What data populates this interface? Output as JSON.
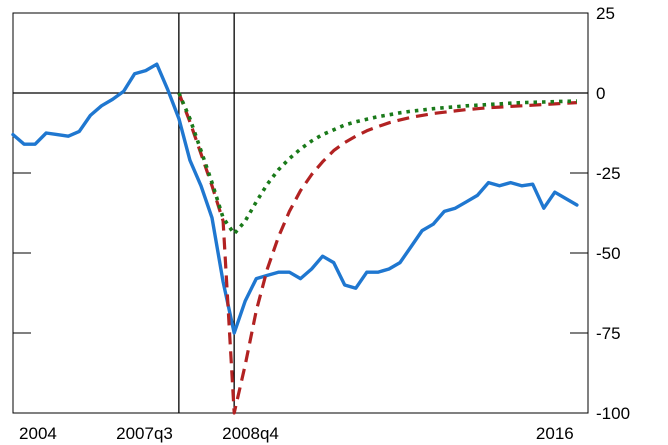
{
  "chart_data": {
    "type": "line",
    "title": "",
    "xlabel": "",
    "ylabel": "",
    "ylim": [
      -100,
      25
    ],
    "xlim": [
      2003.75,
      2016.75
    ],
    "y_ticks": [
      25,
      0,
      -25,
      -50,
      -75,
      -100
    ],
    "y_tick_labels": [
      "25",
      "0",
      "-25",
      "-50",
      "-75",
      "-100"
    ],
    "x_ticks": [
      {
        "value": 2004.0,
        "label": "2004"
      },
      {
        "value": 2007.5,
        "label": "2007q3"
      },
      {
        "value": 2008.75,
        "label": "2008q4"
      },
      {
        "value": 2016.0,
        "label": "2016"
      }
    ],
    "horizontal_rules": [
      0
    ],
    "vertical_rules": [
      2007.5,
      2008.75
    ],
    "grid": false,
    "legend": "none",
    "series": [
      {
        "color": "#1f77d0",
        "style": "solid",
        "x": [
          2003.75,
          2004.0,
          2004.25,
          2004.5,
          2004.75,
          2005.0,
          2005.25,
          2005.5,
          2005.75,
          2006.0,
          2006.25,
          2006.5,
          2006.75,
          2007.0,
          2007.25,
          2007.5,
          2007.75,
          2008.0,
          2008.25,
          2008.5,
          2008.75,
          2009.0,
          2009.25,
          2009.5,
          2009.75,
          2010.0,
          2010.25,
          2010.5,
          2010.75,
          2011.0,
          2011.25,
          2011.5,
          2011.75,
          2012.0,
          2012.25,
          2012.5,
          2012.75,
          2013.0,
          2013.25,
          2013.5,
          2013.75,
          2014.0,
          2014.25,
          2014.5,
          2014.75,
          2015.0,
          2015.25,
          2015.5,
          2015.75,
          2016.0,
          2016.25,
          2016.5
        ],
        "y": [
          -13,
          -16,
          -16,
          -12.5,
          -13,
          -13.5,
          -12,
          -7,
          -4,
          -2,
          0.5,
          6,
          7,
          9,
          1,
          -8,
          -21,
          -29,
          -39,
          -59,
          -75,
          -65,
          -58,
          -57,
          -56,
          -56,
          -58,
          -55,
          -51,
          -53,
          -60,
          -61,
          -56,
          -56,
          -55,
          -53,
          -48,
          -43,
          -41,
          -37,
          -36,
          -34,
          -32,
          -28,
          -29,
          -28,
          -29,
          -28.5,
          -36,
          -31,
          -33,
          -35
        ]
      },
      {
        "color": "#b22222",
        "style": "dashed",
        "x": [
          2007.5,
          2007.75,
          2008.0,
          2008.25,
          2008.5,
          2008.75,
          2009.0,
          2009.25,
          2009.5,
          2009.75,
          2010.0,
          2010.25,
          2010.5,
          2010.75,
          2011.0,
          2011.25,
          2011.5,
          2011.75,
          2012.0,
          2012.25,
          2012.5,
          2012.75,
          2013.0,
          2013.25,
          2013.5,
          2013.75,
          2014.0,
          2014.25,
          2014.5,
          2014.75,
          2015.0,
          2015.25,
          2015.5,
          2015.75,
          2016.0,
          2016.25,
          2016.5
        ],
        "y": [
          0,
          -9,
          -19,
          -29,
          -40,
          -100,
          -85,
          -68,
          -55,
          -45,
          -37,
          -30.5,
          -25.5,
          -21.5,
          -18,
          -15.5,
          -13.5,
          -11.8,
          -10.5,
          -9.3,
          -8.4,
          -7.6,
          -7,
          -6.4,
          -6,
          -5.6,
          -5.2,
          -4.9,
          -4.6,
          -4.4,
          -4.2,
          -4,
          -3.8,
          -3.6,
          -3.4,
          -3.2,
          -3
        ]
      },
      {
        "color": "#1a7a1a",
        "style": "dotted",
        "x": [
          2007.5,
          2007.75,
          2008.0,
          2008.25,
          2008.5,
          2008.75,
          2009.0,
          2009.25,
          2009.5,
          2009.75,
          2010.0,
          2010.25,
          2010.5,
          2010.75,
          2011.0,
          2011.25,
          2011.5,
          2011.75,
          2012.0,
          2012.25,
          2012.5,
          2012.75,
          2013.0,
          2013.25,
          2013.5,
          2013.75,
          2014.0,
          2014.25,
          2014.5,
          2014.75,
          2015.0,
          2015.25,
          2015.5,
          2015.75,
          2016.0,
          2016.25,
          2016.5
        ],
        "y": [
          0,
          -8,
          -18,
          -28,
          -39,
          -44,
          -40,
          -34,
          -28.5,
          -24,
          -20.5,
          -17.5,
          -15,
          -13,
          -11.5,
          -10,
          -9,
          -8.2,
          -7.4,
          -6.8,
          -6.2,
          -5.7,
          -5.3,
          -4.9,
          -4.6,
          -4.3,
          -4,
          -3.8,
          -3.6,
          -3.4,
          -3.2,
          -3,
          -2.9,
          -2.8,
          -2.7,
          -2.6,
          -2.5
        ]
      }
    ]
  }
}
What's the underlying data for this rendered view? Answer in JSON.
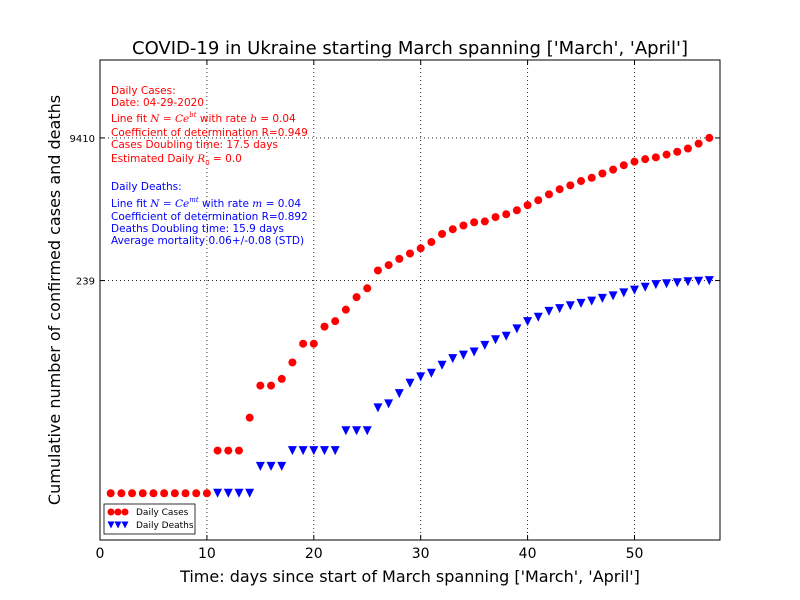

**Exercise description:** Gather all lines where the word "value" appears.

**Completed exercise:**
        "value": 2004.0,
        "value": 2007.5,
        "value": 2008.75,
        "value": 2016.0,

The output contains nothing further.